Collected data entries
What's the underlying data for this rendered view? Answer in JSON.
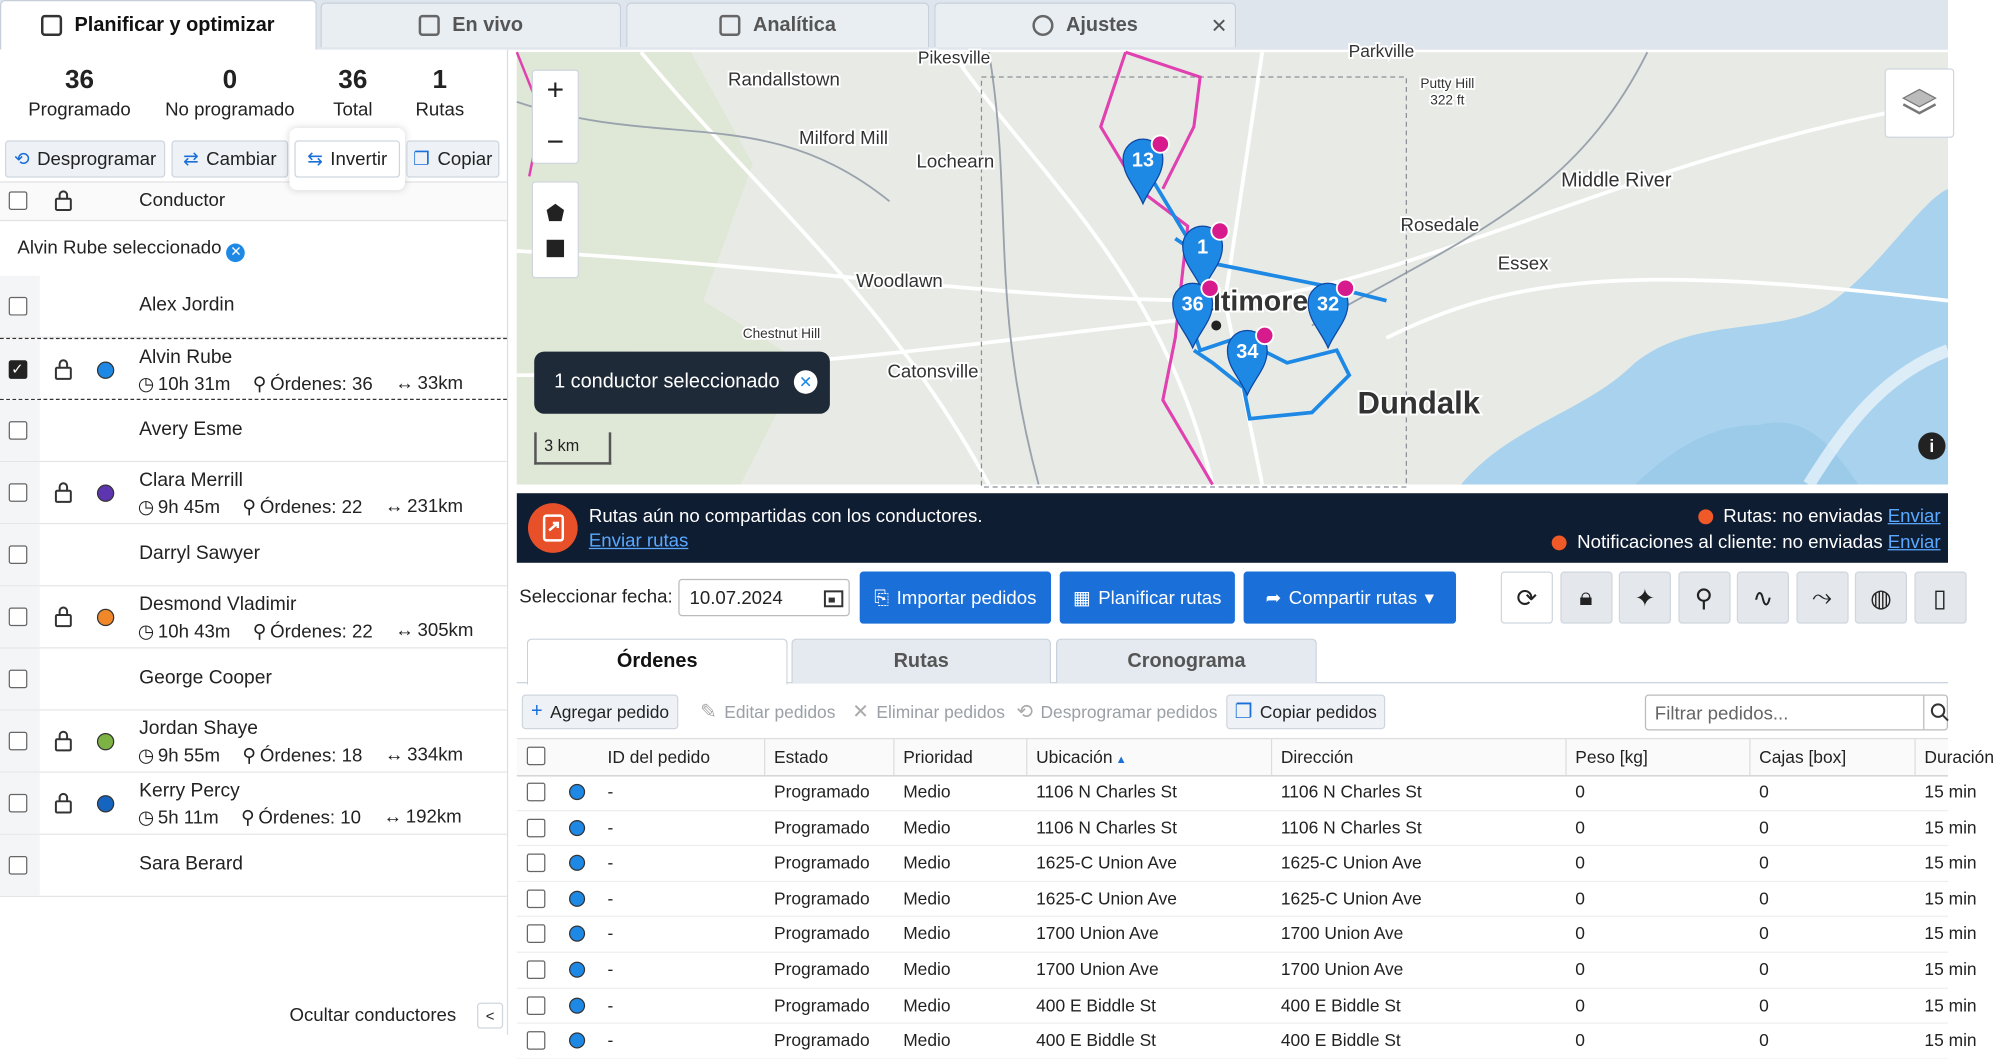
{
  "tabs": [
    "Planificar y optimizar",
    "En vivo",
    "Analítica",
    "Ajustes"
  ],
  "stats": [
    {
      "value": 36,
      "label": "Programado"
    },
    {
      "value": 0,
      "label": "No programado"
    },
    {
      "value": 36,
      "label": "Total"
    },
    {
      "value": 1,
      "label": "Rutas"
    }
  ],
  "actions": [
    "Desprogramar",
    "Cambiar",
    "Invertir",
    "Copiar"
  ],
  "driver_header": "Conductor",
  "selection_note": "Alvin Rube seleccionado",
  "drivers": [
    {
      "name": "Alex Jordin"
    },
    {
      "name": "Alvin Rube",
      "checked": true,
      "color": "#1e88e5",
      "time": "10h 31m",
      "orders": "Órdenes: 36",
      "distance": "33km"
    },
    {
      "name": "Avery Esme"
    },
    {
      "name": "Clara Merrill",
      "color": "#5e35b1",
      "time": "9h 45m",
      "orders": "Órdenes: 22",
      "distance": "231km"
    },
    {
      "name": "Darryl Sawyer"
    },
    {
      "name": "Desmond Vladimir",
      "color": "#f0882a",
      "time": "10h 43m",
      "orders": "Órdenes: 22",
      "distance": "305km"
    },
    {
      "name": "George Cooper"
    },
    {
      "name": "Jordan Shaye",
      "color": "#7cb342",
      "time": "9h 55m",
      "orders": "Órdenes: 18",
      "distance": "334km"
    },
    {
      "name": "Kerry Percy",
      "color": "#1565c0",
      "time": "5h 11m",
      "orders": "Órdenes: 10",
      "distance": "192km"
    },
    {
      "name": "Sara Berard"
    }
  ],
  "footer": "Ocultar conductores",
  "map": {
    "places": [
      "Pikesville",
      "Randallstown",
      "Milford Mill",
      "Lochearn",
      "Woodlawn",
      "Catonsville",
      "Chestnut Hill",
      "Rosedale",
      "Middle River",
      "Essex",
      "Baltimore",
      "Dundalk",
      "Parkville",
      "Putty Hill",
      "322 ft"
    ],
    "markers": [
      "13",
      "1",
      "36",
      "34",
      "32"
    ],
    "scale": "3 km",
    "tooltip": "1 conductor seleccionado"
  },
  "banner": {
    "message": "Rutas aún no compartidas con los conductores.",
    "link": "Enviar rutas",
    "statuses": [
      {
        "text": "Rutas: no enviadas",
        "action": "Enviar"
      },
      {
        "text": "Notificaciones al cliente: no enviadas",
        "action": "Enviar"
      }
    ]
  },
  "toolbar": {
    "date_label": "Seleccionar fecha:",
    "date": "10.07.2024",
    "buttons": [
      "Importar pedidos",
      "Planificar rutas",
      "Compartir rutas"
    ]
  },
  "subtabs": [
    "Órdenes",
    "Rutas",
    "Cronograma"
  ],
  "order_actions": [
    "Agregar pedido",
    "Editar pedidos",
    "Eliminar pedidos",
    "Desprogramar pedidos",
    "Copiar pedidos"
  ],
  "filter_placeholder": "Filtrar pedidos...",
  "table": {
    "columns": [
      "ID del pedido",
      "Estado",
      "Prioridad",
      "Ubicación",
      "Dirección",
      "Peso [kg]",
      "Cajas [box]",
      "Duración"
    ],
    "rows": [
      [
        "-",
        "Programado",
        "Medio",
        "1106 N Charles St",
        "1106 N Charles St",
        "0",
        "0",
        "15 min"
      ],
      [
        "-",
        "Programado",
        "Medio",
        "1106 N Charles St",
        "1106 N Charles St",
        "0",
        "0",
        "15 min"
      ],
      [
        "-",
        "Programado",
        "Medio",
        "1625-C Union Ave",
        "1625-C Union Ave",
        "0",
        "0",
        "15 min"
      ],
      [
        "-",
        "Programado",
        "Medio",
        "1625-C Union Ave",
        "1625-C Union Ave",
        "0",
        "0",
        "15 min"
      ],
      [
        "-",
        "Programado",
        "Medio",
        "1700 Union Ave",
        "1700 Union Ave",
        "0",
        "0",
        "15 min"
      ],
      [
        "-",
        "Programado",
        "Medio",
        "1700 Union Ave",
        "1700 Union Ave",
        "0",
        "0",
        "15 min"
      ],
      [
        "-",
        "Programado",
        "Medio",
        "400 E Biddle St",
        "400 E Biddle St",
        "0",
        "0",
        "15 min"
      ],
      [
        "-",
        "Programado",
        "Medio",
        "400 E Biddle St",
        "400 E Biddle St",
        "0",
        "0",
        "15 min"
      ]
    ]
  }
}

== To be done ==
Reproduce all entries exactly. Pictures do not belong in the copy.

== Completed exercise ==
What's the underlying data for this rendered view? Answer in JSON.
{
  "tabs": [
    "Planificar y optimizar",
    "En vivo",
    "Analítica",
    "Ajustes"
  ],
  "stats": [
    {
      "value": 36,
      "label": "Programado"
    },
    {
      "value": 0,
      "label": "No programado"
    },
    {
      "value": 36,
      "label": "Total"
    },
    {
      "value": 1,
      "label": "Rutas"
    }
  ],
  "actions": [
    "Desprogramar",
    "Cambiar",
    "Invertir",
    "Copiar"
  ],
  "driver_header": "Conductor",
  "selection_note": "Alvin Rube seleccionado",
  "drivers": [
    {
      "name": "Alex Jordin"
    },
    {
      "name": "Alvin Rube",
      "checked": true,
      "color": "#1e88e5",
      "time": "10h 31m",
      "orders": "Órdenes: 36",
      "distance": "33km"
    },
    {
      "name": "Avery Esme"
    },
    {
      "name": "Clara Merrill",
      "color": "#5e35b1",
      "time": "9h 45m",
      "orders": "Órdenes: 22",
      "distance": "231km"
    },
    {
      "name": "Darryl Sawyer"
    },
    {
      "name": "Desmond Vladimir",
      "color": "#f0882a",
      "time": "10h 43m",
      "orders": "Órdenes: 22",
      "distance": "305km"
    },
    {
      "name": "George Cooper"
    },
    {
      "name": "Jordan Shaye",
      "color": "#7cb342",
      "time": "9h 55m",
      "orders": "Órdenes: 18",
      "distance": "334km"
    },
    {
      "name": "Kerry Percy",
      "color": "#1565c0",
      "time": "5h 11m",
      "orders": "Órdenes: 10",
      "distance": "192km"
    },
    {
      "name": "Sara Berard"
    }
  ],
  "footer": "Ocultar conductores",
  "map": {
    "places": [
      "Pikesville",
      "Randallstown",
      "Milford Mill",
      "Lochearn",
      "Woodlawn",
      "Catonsville",
      "Chestnut Hill",
      "Rosedale",
      "Middle River",
      "Essex",
      "Baltimore",
      "Dundalk",
      "Parkville",
      "Putty Hill",
      "322 ft"
    ],
    "markers": [
      "13",
      "1",
      "36",
      "34",
      "32"
    ],
    "scale": "3 km",
    "tooltip": "1 conductor seleccionado"
  },
  "banner": {
    "message": "Rutas aún no compartidas con los conductores.",
    "link": "Enviar rutas",
    "statuses": [
      {
        "text": "Rutas: no enviadas",
        "action": "Enviar"
      },
      {
        "text": "Notificaciones al cliente: no enviadas",
        "action": "Enviar"
      }
    ]
  },
  "toolbar": {
    "date_label": "Seleccionar fecha:",
    "date": "10.07.2024",
    "buttons": [
      "Importar pedidos",
      "Planificar rutas",
      "Compartir rutas"
    ]
  },
  "subtabs": [
    "Órdenes",
    "Rutas",
    "Cronograma"
  ],
  "order_actions": [
    "Agregar pedido",
    "Editar pedidos",
    "Eliminar pedidos",
    "Desprogramar pedidos",
    "Copiar pedidos"
  ],
  "filter_placeholder": "Filtrar pedidos...",
  "table": {
    "columns": [
      "ID del pedido",
      "Estado",
      "Prioridad",
      "Ubicación",
      "Dirección",
      "Peso [kg]",
      "Cajas [box]",
      "Duración"
    ],
    "rows": [
      [
        "-",
        "Programado",
        "Medio",
        "1106 N Charles St",
        "1106 N Charles St",
        "0",
        "0",
        "15 min"
      ],
      [
        "-",
        "Programado",
        "Medio",
        "1106 N Charles St",
        "1106 N Charles St",
        "0",
        "0",
        "15 min"
      ],
      [
        "-",
        "Programado",
        "Medio",
        "1625-C Union Ave",
        "1625-C Union Ave",
        "0",
        "0",
        "15 min"
      ],
      [
        "-",
        "Programado",
        "Medio",
        "1625-C Union Ave",
        "1625-C Union Ave",
        "0",
        "0",
        "15 min"
      ],
      [
        "-",
        "Programado",
        "Medio",
        "1700 Union Ave",
        "1700 Union Ave",
        "0",
        "0",
        "15 min"
      ],
      [
        "-",
        "Programado",
        "Medio",
        "1700 Union Ave",
        "1700 Union Ave",
        "0",
        "0",
        "15 min"
      ],
      [
        "-",
        "Programado",
        "Medio",
        "400 E Biddle St",
        "400 E Biddle St",
        "0",
        "0",
        "15 min"
      ],
      [
        "-",
        "Programado",
        "Medio",
        "400 E Biddle St",
        "400 E Biddle St",
        "0",
        "0",
        "15 min"
      ]
    ]
  }
}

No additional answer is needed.